## Exercise brief
Print every line of the following data without any change.

(Labeled box records)
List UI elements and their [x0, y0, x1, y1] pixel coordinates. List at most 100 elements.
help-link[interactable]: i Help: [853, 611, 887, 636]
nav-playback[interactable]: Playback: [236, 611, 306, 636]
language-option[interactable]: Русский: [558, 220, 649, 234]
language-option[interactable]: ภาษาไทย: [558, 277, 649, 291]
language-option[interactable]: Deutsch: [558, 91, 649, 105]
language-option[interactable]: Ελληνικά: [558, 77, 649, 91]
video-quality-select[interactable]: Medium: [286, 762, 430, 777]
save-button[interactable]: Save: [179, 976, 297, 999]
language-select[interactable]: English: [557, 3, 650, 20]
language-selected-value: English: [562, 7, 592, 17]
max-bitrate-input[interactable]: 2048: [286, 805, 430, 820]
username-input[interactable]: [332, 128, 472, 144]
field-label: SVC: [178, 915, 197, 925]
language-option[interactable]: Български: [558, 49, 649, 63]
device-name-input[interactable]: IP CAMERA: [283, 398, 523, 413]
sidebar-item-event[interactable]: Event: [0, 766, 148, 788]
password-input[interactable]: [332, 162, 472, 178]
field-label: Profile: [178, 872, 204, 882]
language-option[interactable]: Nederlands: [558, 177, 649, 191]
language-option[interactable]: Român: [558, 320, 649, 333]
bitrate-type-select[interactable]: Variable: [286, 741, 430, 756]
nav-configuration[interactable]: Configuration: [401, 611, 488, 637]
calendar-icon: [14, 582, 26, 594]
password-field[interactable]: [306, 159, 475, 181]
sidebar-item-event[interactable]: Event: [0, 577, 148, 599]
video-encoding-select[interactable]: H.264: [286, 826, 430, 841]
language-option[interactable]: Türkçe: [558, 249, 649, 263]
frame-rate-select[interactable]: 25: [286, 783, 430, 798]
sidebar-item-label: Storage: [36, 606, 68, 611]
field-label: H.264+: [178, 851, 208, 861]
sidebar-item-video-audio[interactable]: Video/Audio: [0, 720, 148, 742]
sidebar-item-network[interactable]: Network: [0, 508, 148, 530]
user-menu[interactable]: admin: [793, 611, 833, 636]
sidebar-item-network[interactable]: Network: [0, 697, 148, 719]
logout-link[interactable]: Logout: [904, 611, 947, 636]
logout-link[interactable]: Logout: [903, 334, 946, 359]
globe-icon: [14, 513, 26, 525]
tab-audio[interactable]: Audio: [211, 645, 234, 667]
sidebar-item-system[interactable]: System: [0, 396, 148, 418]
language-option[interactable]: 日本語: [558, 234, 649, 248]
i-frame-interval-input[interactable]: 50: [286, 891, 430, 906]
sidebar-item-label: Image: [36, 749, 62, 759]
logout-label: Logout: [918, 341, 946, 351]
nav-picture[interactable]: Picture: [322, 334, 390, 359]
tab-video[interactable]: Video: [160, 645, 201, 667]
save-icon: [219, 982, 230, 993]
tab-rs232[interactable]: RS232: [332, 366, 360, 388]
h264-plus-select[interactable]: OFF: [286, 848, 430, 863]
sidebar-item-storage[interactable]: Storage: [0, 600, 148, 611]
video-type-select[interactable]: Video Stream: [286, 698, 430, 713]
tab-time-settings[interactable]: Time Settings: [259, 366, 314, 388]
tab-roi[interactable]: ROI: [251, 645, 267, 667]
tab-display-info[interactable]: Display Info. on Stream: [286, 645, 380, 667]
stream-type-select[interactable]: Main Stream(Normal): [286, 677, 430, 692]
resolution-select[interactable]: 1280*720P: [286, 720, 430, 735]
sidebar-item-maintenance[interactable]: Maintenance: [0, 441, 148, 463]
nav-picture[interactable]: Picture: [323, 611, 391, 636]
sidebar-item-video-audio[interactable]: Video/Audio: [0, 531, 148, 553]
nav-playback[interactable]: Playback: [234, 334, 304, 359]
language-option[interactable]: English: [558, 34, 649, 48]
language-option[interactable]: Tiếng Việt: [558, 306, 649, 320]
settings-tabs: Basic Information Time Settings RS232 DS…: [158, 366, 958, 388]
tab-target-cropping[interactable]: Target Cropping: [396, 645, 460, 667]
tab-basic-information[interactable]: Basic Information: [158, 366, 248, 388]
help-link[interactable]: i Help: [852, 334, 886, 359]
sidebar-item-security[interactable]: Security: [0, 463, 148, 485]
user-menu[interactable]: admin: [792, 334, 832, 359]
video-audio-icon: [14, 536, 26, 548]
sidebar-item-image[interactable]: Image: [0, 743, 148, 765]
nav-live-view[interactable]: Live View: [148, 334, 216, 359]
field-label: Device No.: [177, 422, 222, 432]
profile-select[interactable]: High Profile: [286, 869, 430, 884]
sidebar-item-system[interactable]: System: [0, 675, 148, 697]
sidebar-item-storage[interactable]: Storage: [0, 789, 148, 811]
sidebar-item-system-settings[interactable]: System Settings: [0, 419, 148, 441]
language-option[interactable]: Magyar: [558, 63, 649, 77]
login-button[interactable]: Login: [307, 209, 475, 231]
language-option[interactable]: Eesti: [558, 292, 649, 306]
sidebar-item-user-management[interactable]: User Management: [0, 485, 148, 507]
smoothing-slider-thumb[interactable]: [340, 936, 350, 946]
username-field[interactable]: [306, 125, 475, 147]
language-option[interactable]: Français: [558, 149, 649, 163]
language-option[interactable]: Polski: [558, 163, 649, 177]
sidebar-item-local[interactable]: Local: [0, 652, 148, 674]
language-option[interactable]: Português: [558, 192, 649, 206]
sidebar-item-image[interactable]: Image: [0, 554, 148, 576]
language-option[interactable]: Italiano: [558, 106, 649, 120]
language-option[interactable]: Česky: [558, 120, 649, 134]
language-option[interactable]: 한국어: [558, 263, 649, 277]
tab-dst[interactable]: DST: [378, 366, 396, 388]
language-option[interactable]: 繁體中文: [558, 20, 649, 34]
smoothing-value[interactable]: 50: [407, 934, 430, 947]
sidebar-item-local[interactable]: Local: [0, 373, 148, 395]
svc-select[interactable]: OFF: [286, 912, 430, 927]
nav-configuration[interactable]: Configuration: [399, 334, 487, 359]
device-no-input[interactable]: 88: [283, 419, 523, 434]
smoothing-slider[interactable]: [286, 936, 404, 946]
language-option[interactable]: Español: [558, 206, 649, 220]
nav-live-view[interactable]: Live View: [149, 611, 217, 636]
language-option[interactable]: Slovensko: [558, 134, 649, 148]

## Response
List UI elements and their [x0, y0, x1, y1] pixel coordinates. List at most 100 elements.
help-link[interactable]: i Help: [853, 611, 887, 636]
nav-playback[interactable]: Playback: [236, 611, 306, 636]
language-option[interactable]: Русский: [558, 220, 649, 234]
language-option[interactable]: ภาษาไทย: [558, 277, 649, 291]
language-option[interactable]: Deutsch: [558, 91, 649, 105]
language-option[interactable]: Ελληνικά: [558, 77, 649, 91]
video-quality-select[interactable]: Medium: [286, 762, 430, 777]
save-button[interactable]: Save: [179, 976, 297, 999]
language-select[interactable]: English: [557, 3, 650, 20]
language-selected-value: English: [562, 7, 592, 17]
max-bitrate-input[interactable]: 2048: [286, 805, 430, 820]
username-input[interactable]: [332, 128, 472, 144]
field-label: SVC: [178, 915, 197, 925]
language-option[interactable]: Български: [558, 49, 649, 63]
device-name-input[interactable]: IP CAMERA: [283, 398, 523, 413]
sidebar-item-event[interactable]: Event: [0, 766, 148, 788]
password-input[interactable]: [332, 162, 472, 178]
field-label: Profile: [178, 872, 204, 882]
language-option[interactable]: Nederlands: [558, 177, 649, 191]
language-option[interactable]: Român: [558, 320, 649, 333]
bitrate-type-select[interactable]: Variable: [286, 741, 430, 756]
nav-configuration[interactable]: Configuration: [401, 611, 488, 637]
calendar-icon: [14, 582, 26, 594]
password-field[interactable]: [306, 159, 475, 181]
sidebar-item-event[interactable]: Event: [0, 577, 148, 599]
video-encoding-select[interactable]: H.264: [286, 826, 430, 841]
language-option[interactable]: Türkçe: [558, 249, 649, 263]
frame-rate-select[interactable]: 25: [286, 783, 430, 798]
sidebar-item-label: Storage: [36, 606, 68, 611]
field-label: H.264+: [178, 851, 208, 861]
sidebar-item-video-audio[interactable]: Video/Audio: [0, 720, 148, 742]
sidebar-item-network[interactable]: Network: [0, 508, 148, 530]
user-menu[interactable]: admin: [793, 611, 833, 636]
sidebar-item-network[interactable]: Network: [0, 697, 148, 719]
logout-link[interactable]: Logout: [904, 611, 947, 636]
logout-link[interactable]: Logout: [903, 334, 946, 359]
globe-icon: [14, 513, 26, 525]
tab-audio[interactable]: Audio: [211, 645, 234, 667]
sidebar-item-system[interactable]: System: [0, 396, 148, 418]
language-option[interactable]: 日本語: [558, 234, 649, 248]
i-frame-interval-input[interactable]: 50: [286, 891, 430, 906]
sidebar-item-label: Image: [36, 749, 62, 759]
logout-label: Logout: [918, 341, 946, 351]
nav-picture[interactable]: Picture: [322, 334, 390, 359]
tab-video[interactable]: Video: [160, 645, 201, 667]
save-icon: [219, 982, 230, 993]
tab-rs232[interactable]: RS232: [332, 366, 360, 388]
h264-plus-select[interactable]: OFF: [286, 848, 430, 863]
sidebar-item-storage[interactable]: Storage: [0, 600, 148, 611]
video-type-select[interactable]: Video Stream: [286, 698, 430, 713]
tab-time-settings[interactable]: Time Settings: [259, 366, 314, 388]
tab-roi[interactable]: ROI: [251, 645, 267, 667]
tab-display-info[interactable]: Display Info. on Stream: [286, 645, 380, 667]
stream-type-select[interactable]: Main Stream(Normal): [286, 677, 430, 692]
resolution-select[interactable]: 1280*720P: [286, 720, 430, 735]
sidebar-item-maintenance[interactable]: Maintenance: [0, 441, 148, 463]
nav-picture[interactable]: Picture: [323, 611, 391, 636]
sidebar-item-video-audio[interactable]: Video/Audio: [0, 531, 148, 553]
nav-playback[interactable]: Playback: [234, 334, 304, 359]
language-option[interactable]: English: [558, 34, 649, 48]
language-option[interactable]: Tiếng Việt: [558, 306, 649, 320]
settings-tabs: Basic Information Time Settings RS232 DS…: [158, 366, 958, 388]
tab-target-cropping[interactable]: Target Cropping: [396, 645, 460, 667]
tab-basic-information[interactable]: Basic Information: [158, 366, 248, 388]
help-link[interactable]: i Help: [852, 334, 886, 359]
sidebar-item-security[interactable]: Security: [0, 463, 148, 485]
user-menu[interactable]: admin: [792, 334, 832, 359]
video-audio-icon: [14, 536, 26, 548]
sidebar-item-image[interactable]: Image: [0, 743, 148, 765]
nav-live-view[interactable]: Live View: [148, 334, 216, 359]
field-label: Device No.: [177, 422, 222, 432]
profile-select[interactable]: High Profile: [286, 869, 430, 884]
sidebar-item-system[interactable]: System: [0, 675, 148, 697]
sidebar-item-storage[interactable]: Storage: [0, 789, 148, 811]
sidebar-item-system-settings[interactable]: System Settings: [0, 419, 148, 441]
language-option[interactable]: Magyar: [558, 63, 649, 77]
login-button[interactable]: Login: [307, 209, 475, 231]
language-option[interactable]: Eesti: [558, 292, 649, 306]
sidebar-item-user-management[interactable]: User Management: [0, 485, 148, 507]
smoothing-slider-thumb[interactable]: [340, 936, 350, 946]
username-field[interactable]: [306, 125, 475, 147]
language-option[interactable]: Français: [558, 149, 649, 163]
language-option[interactable]: Polski: [558, 163, 649, 177]
sidebar-item-local[interactable]: Local: [0, 652, 148, 674]
language-option[interactable]: Português: [558, 192, 649, 206]
sidebar-item-image[interactable]: Image: [0, 554, 148, 576]
language-option[interactable]: Italiano: [558, 106, 649, 120]
language-option[interactable]: Česky: [558, 120, 649, 134]
language-option[interactable]: 한국어: [558, 263, 649, 277]
tab-dst[interactable]: DST: [378, 366, 396, 388]
language-option[interactable]: 繁體中文: [558, 20, 649, 34]
smoothing-value[interactable]: 50: [407, 934, 430, 947]
sidebar-item-local[interactable]: Local: [0, 373, 148, 395]
svc-select[interactable]: OFF: [286, 912, 430, 927]
nav-configuration[interactable]: Configuration: [399, 334, 487, 359]
device-no-input[interactable]: 88: [283, 419, 523, 434]
smoothing-slider[interactable]: [286, 936, 404, 946]
language-option[interactable]: Español: [558, 206, 649, 220]
nav-live-view[interactable]: Live View: [149, 611, 217, 636]
language-option[interactable]: Slovensko: [558, 134, 649, 148]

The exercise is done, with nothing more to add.